→ **DATASET CONTENT**:
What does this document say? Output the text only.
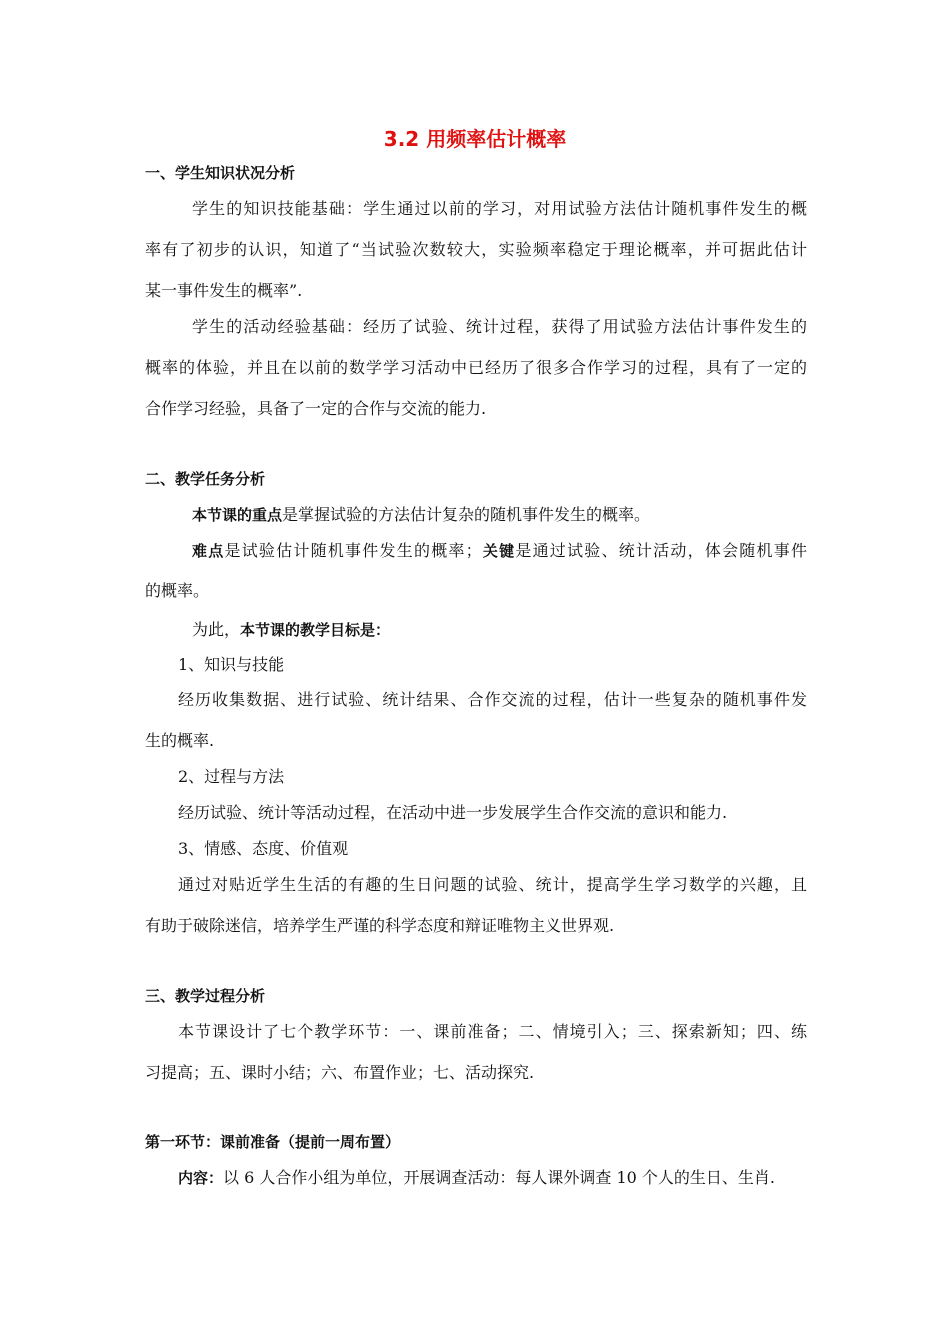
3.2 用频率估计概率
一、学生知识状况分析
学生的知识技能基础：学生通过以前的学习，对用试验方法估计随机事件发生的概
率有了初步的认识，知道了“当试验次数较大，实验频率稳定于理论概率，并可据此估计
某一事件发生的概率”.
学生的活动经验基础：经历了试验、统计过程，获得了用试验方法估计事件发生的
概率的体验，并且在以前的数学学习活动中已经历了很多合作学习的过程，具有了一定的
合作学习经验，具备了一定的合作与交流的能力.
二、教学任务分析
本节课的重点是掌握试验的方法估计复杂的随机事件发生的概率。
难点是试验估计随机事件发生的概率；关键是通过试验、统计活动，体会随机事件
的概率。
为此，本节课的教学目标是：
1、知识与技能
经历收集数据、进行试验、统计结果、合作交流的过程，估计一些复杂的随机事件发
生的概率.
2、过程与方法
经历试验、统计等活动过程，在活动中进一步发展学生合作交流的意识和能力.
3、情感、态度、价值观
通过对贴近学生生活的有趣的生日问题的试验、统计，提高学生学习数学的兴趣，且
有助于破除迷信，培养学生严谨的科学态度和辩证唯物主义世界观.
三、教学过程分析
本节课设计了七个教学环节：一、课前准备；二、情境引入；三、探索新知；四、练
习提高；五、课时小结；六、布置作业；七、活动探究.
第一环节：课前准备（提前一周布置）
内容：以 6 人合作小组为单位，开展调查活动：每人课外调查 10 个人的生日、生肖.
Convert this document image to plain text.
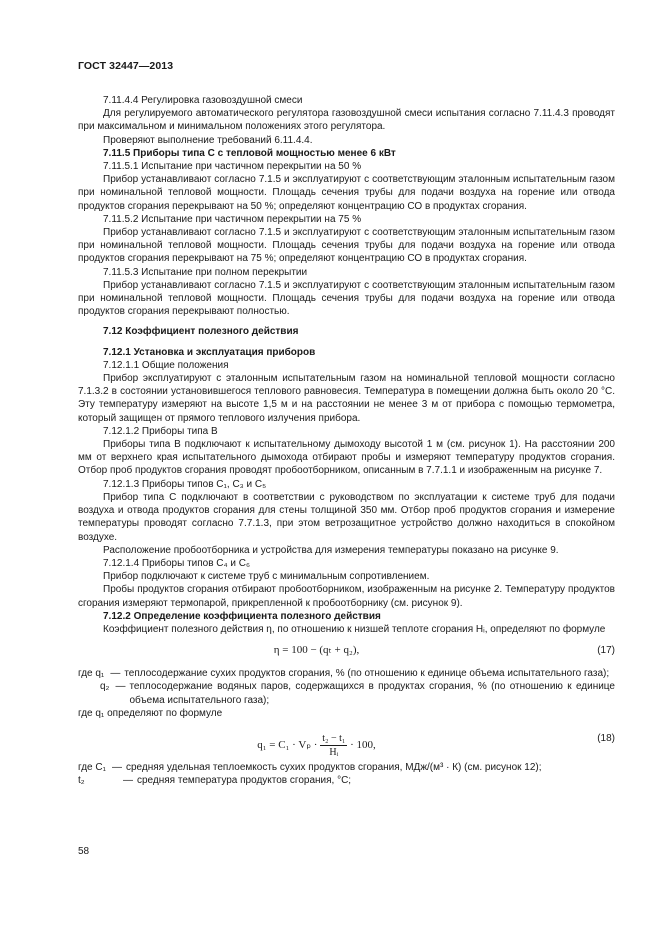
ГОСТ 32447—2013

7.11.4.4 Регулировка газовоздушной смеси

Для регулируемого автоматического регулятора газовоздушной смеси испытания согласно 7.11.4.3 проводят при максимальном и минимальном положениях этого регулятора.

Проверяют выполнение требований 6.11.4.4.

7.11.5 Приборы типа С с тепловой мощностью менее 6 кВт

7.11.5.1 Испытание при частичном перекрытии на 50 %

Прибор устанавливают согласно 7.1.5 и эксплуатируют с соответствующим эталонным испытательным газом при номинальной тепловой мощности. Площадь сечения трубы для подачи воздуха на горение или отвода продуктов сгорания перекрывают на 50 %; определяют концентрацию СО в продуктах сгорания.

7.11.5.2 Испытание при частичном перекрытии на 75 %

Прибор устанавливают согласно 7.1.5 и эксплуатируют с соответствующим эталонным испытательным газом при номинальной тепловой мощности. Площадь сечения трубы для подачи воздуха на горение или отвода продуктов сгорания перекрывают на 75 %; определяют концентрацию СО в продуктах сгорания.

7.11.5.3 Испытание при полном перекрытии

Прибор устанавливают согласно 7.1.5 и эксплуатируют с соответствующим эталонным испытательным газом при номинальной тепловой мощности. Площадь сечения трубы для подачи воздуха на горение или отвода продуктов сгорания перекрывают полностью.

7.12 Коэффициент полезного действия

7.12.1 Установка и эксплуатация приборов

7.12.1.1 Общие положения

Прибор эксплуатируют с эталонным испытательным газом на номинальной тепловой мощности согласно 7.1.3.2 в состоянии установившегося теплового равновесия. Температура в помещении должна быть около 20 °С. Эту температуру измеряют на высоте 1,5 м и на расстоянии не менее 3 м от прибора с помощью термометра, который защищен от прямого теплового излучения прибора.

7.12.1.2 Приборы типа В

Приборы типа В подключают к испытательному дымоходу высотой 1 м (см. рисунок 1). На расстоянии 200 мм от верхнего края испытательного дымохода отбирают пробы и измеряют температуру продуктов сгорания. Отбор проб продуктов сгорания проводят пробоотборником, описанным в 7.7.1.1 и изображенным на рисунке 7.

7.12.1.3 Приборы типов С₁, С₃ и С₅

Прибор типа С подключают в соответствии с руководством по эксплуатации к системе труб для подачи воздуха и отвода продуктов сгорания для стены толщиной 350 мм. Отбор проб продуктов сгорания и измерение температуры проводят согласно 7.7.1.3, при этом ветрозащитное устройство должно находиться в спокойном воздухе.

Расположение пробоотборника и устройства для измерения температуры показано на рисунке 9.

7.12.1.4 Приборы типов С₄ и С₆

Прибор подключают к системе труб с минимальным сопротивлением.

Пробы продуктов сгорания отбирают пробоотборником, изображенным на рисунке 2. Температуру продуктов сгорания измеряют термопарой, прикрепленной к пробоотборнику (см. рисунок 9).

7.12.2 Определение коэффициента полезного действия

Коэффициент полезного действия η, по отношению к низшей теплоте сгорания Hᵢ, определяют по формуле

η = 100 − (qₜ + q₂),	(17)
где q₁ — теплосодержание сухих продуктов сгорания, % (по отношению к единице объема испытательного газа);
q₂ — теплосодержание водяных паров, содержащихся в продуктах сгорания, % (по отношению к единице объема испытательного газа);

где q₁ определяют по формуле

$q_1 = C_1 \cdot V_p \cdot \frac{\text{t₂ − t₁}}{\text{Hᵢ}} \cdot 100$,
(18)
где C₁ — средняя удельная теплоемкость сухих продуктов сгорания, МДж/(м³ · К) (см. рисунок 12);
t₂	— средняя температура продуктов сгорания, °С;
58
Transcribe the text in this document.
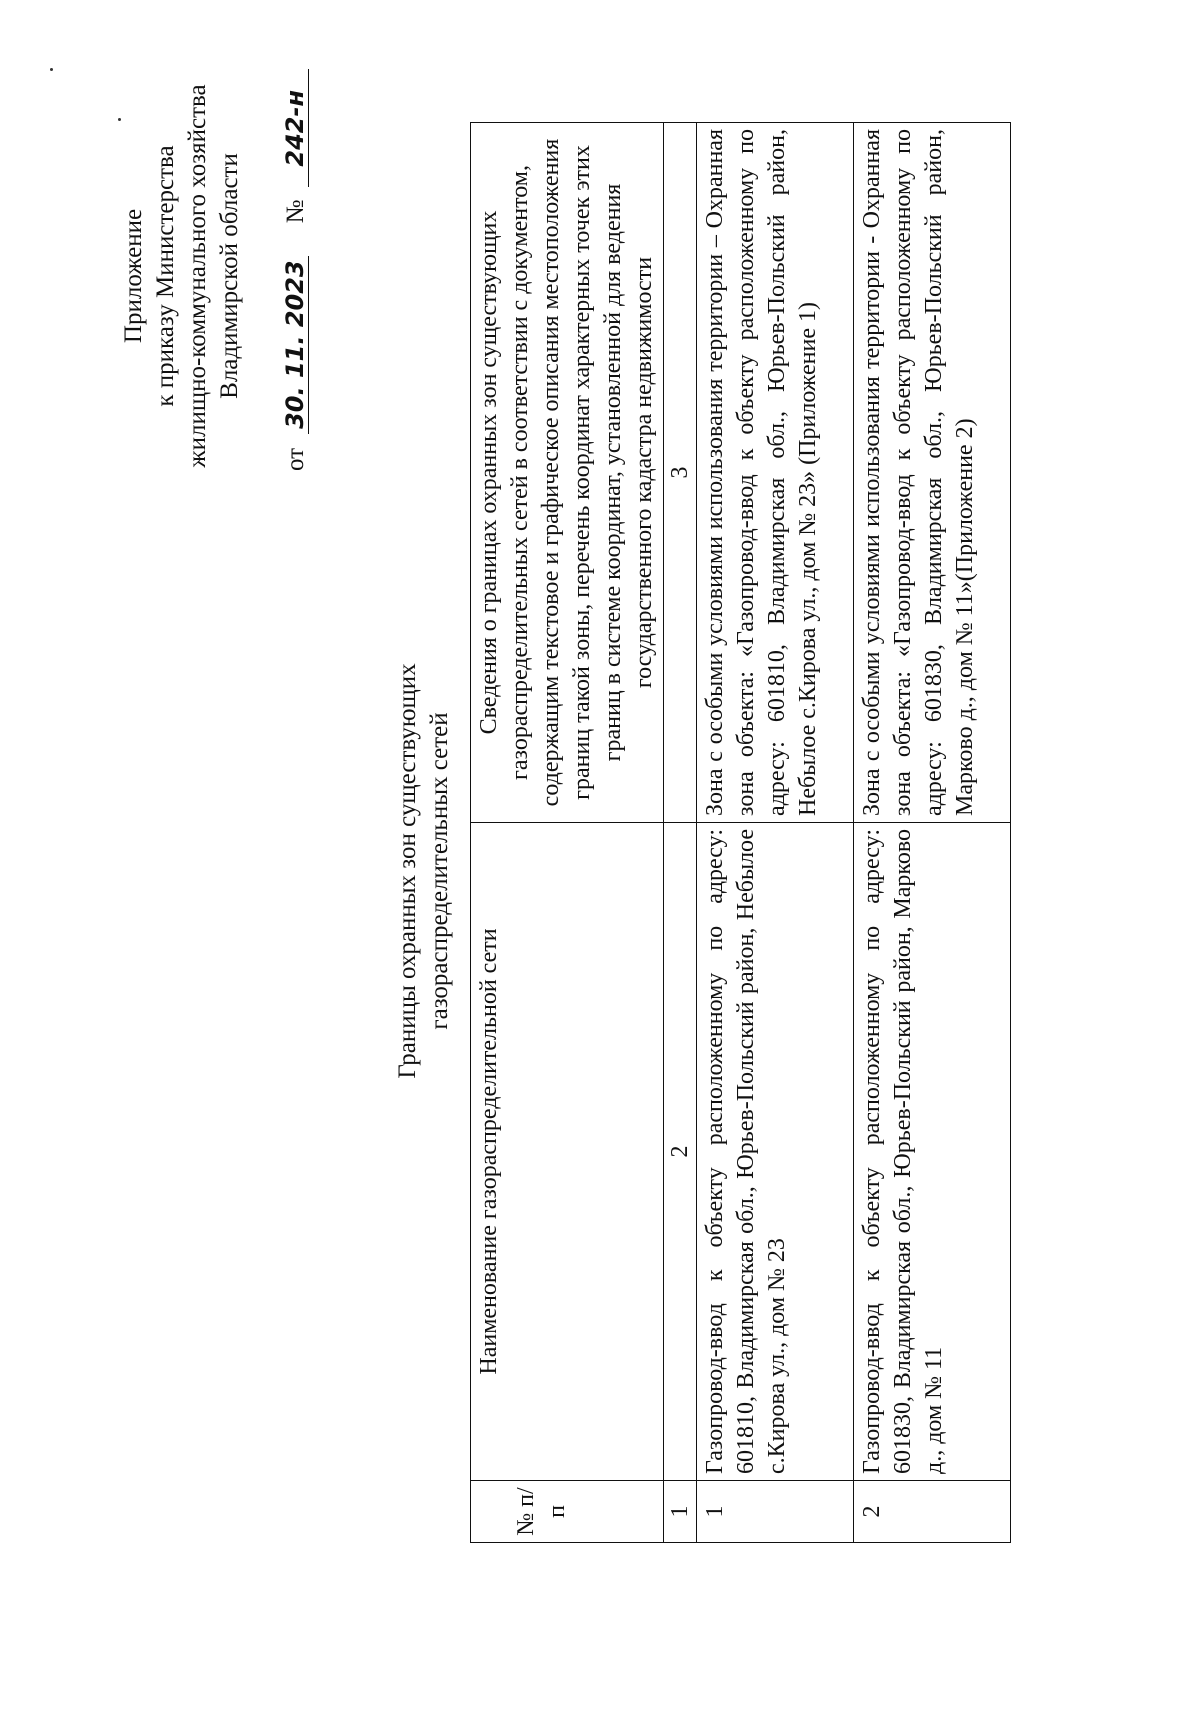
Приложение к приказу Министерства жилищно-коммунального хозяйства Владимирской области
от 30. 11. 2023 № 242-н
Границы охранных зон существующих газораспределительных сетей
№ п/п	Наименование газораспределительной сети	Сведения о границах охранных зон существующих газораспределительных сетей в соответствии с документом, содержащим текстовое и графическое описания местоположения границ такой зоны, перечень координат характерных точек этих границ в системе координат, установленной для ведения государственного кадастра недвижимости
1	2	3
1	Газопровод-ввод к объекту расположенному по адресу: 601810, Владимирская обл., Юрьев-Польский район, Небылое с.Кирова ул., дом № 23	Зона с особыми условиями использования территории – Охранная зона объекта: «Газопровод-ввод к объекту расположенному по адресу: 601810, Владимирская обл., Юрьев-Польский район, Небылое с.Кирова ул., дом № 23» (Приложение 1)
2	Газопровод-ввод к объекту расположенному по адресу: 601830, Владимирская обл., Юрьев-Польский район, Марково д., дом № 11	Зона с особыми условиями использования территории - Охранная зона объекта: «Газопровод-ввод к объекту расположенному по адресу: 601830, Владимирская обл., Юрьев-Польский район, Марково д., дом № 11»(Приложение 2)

→ **GOAL**: Identify the lines in the records above that contain the word "课前准备", then state how many there are and nothing more.

→ **TASK SOLUTION**: 2